------ Supplied material ------

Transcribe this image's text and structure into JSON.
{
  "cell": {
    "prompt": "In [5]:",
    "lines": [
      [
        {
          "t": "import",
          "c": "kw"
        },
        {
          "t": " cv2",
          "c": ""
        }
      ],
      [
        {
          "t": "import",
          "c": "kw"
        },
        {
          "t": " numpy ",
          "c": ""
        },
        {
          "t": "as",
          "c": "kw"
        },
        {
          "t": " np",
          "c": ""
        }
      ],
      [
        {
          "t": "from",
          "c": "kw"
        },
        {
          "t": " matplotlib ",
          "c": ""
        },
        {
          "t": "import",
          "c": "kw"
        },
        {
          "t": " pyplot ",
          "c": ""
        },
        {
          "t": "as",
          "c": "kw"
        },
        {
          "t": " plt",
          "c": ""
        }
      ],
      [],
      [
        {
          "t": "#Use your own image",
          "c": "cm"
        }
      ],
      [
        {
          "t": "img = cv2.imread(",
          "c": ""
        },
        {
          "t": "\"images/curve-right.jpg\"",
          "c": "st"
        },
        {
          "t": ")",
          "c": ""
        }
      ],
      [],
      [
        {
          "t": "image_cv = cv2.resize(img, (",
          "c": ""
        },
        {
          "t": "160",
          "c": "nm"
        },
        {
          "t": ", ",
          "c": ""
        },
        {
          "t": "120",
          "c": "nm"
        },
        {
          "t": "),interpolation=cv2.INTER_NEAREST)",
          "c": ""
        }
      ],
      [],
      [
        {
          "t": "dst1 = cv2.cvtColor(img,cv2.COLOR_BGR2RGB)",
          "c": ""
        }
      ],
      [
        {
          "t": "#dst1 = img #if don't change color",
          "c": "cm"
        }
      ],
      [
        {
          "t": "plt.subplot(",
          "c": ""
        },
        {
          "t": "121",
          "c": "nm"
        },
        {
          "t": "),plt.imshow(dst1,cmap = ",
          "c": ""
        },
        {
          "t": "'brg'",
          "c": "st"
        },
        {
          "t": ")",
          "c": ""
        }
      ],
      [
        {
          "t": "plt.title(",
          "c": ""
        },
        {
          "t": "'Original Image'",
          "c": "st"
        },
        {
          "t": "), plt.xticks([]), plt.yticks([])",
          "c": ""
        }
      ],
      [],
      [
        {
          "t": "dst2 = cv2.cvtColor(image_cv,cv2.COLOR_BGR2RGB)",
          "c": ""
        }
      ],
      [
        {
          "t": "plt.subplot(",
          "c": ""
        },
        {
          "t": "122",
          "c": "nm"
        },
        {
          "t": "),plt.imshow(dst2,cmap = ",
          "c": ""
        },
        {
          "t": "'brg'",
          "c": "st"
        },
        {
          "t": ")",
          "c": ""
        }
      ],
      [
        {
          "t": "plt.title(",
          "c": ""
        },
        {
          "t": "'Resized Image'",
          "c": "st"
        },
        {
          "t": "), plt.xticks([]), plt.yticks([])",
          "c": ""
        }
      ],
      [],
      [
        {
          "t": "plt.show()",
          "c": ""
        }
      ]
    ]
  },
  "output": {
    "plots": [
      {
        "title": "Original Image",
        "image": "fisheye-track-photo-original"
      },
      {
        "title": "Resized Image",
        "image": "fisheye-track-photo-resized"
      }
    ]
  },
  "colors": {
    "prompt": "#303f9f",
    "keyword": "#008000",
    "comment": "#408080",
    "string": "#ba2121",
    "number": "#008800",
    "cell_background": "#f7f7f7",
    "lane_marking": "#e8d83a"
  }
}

------

Exercise goal: Isolate the lines that hold the word "photo" and copy all of them.

Response for this exercise:
        "image": "fisheye-track-photo-original"
        "image": "fisheye-track-photo-resized"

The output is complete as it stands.